--- WRITTEN REQUEST ---
Please substitute "interface element" for "UI component" and give back everything from the start of the entries down to the line containing "heatmap-cell [485, 251, 490, 257]", with all else unchanged.

--- THE DATA ---
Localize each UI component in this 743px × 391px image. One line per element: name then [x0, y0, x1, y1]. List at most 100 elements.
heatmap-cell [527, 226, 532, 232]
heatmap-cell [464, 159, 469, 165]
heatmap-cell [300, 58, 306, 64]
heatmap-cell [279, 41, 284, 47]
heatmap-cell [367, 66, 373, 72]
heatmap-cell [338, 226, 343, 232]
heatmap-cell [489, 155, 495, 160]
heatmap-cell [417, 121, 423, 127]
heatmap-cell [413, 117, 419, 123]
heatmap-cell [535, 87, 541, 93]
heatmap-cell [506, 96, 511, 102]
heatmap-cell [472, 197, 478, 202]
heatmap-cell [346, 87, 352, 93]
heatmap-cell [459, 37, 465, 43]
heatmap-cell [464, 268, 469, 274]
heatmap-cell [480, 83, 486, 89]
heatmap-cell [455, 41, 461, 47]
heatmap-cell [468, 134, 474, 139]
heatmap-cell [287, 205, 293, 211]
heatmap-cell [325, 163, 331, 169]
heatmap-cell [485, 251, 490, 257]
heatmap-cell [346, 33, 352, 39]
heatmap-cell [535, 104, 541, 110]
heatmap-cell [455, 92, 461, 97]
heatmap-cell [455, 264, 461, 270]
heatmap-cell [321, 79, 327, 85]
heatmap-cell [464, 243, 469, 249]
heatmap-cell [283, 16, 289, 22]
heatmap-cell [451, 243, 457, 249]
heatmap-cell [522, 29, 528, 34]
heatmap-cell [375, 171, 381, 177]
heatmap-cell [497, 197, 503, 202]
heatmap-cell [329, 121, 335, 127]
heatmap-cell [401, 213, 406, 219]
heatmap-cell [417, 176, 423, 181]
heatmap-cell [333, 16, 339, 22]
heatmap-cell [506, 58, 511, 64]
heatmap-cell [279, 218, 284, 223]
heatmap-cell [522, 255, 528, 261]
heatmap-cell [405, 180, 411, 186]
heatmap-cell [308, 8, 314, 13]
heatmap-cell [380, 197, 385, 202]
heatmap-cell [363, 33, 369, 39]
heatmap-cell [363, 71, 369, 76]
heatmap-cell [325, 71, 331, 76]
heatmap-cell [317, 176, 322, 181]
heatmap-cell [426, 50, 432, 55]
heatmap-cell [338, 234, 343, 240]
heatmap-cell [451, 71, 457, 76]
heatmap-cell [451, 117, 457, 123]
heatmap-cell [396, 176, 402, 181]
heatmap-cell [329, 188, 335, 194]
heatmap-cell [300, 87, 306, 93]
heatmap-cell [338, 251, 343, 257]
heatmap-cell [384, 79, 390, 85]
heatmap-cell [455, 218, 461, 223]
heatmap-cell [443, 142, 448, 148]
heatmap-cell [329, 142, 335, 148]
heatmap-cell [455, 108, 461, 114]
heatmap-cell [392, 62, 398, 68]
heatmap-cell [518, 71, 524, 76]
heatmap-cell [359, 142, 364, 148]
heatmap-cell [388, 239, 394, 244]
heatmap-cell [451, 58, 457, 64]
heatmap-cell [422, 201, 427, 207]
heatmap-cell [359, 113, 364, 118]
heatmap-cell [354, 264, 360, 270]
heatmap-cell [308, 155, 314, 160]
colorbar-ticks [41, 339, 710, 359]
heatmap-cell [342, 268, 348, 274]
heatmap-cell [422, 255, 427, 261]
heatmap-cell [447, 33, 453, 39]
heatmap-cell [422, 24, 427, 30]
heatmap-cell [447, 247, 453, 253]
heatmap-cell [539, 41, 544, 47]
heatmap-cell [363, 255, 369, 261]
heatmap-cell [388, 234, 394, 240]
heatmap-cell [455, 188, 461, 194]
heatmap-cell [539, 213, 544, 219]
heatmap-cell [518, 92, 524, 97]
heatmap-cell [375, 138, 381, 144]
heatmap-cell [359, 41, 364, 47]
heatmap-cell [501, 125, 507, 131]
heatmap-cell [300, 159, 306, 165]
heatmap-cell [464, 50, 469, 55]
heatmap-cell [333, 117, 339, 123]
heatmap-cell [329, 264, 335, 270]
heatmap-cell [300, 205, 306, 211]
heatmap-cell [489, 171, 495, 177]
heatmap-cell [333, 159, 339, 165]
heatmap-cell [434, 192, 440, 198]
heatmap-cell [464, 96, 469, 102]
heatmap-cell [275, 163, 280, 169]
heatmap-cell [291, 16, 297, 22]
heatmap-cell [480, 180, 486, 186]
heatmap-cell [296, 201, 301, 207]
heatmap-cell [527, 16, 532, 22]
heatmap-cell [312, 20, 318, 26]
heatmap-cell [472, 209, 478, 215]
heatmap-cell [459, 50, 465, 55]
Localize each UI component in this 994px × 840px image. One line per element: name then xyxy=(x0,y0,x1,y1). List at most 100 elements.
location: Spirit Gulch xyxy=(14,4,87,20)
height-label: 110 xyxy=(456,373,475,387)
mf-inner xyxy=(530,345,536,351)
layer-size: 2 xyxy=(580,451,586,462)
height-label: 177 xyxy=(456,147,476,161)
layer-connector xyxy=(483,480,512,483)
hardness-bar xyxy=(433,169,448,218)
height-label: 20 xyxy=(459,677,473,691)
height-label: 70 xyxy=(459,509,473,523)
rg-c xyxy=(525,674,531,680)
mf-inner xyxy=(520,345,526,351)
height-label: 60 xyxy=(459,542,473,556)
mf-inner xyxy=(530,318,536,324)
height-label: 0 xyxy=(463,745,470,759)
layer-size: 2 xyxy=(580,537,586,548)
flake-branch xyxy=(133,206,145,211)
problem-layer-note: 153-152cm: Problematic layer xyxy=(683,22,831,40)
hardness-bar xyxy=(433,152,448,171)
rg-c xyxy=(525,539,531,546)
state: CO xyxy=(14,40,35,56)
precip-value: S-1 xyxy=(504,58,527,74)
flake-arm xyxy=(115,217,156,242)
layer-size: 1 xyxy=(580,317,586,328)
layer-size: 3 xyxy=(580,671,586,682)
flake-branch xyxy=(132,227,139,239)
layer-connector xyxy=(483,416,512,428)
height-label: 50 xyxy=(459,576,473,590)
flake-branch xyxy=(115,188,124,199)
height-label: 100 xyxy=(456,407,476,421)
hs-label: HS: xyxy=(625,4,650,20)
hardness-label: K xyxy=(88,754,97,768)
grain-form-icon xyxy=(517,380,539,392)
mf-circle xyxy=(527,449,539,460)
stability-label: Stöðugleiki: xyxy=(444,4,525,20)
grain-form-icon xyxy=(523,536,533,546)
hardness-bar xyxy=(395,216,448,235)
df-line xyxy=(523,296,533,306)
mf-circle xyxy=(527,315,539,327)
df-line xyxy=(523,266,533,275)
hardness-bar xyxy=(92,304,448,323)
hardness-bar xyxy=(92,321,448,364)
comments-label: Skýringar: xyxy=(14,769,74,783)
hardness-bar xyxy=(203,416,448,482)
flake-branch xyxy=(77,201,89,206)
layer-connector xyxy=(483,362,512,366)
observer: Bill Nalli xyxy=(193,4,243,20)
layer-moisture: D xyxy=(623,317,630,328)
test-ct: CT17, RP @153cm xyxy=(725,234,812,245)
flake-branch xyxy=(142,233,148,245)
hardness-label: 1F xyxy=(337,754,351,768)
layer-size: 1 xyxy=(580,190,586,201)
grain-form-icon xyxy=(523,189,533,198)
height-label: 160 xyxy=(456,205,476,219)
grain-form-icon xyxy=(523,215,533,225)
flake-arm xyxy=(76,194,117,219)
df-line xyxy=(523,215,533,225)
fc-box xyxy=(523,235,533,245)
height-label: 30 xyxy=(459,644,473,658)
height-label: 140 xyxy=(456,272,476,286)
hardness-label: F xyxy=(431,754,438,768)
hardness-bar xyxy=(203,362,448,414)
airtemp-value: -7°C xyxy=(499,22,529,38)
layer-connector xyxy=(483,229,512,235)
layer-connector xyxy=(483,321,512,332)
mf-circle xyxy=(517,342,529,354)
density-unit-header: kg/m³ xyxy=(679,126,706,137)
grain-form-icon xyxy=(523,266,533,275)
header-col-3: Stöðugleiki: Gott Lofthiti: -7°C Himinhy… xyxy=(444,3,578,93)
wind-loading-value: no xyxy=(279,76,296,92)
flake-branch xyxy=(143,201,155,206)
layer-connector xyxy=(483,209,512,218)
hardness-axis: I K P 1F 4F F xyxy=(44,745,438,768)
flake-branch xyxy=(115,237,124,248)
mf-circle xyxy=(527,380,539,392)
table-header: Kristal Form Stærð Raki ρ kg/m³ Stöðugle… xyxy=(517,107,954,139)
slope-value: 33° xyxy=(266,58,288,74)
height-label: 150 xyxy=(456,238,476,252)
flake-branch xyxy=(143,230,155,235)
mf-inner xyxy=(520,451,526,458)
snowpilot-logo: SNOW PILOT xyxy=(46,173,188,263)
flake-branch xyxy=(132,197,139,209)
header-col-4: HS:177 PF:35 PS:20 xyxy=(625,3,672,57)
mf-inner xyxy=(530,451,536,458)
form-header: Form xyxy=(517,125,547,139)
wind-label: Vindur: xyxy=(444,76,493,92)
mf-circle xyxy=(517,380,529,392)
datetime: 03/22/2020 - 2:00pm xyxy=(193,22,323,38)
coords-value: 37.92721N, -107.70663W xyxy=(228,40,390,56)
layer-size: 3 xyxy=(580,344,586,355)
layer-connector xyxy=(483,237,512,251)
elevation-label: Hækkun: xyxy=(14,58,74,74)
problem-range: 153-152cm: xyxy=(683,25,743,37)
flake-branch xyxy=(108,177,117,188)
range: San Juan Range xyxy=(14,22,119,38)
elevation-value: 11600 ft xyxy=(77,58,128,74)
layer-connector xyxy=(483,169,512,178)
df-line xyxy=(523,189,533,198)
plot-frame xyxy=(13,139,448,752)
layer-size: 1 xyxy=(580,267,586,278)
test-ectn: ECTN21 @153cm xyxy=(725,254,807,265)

--- RESULT BELOW ---
Localize each interface element in this 743px × 391px image. One line per element: name then [x0, y0, x1, y1]. List at most 100 elements.
heatmap-cell [527, 226, 532, 232]
heatmap-cell [464, 159, 469, 165]
heatmap-cell [300, 58, 306, 64]
heatmap-cell [279, 41, 284, 47]
heatmap-cell [367, 66, 373, 72]
heatmap-cell [338, 226, 343, 232]
heatmap-cell [489, 155, 495, 160]
heatmap-cell [417, 121, 423, 127]
heatmap-cell [413, 117, 419, 123]
heatmap-cell [535, 87, 541, 93]
heatmap-cell [506, 96, 511, 102]
heatmap-cell [472, 197, 478, 202]
heatmap-cell [346, 87, 352, 93]
heatmap-cell [459, 37, 465, 43]
heatmap-cell [464, 268, 469, 274]
heatmap-cell [480, 83, 486, 89]
heatmap-cell [455, 41, 461, 47]
heatmap-cell [468, 134, 474, 139]
heatmap-cell [287, 205, 293, 211]
heatmap-cell [325, 163, 331, 169]
heatmap-cell [485, 251, 490, 257]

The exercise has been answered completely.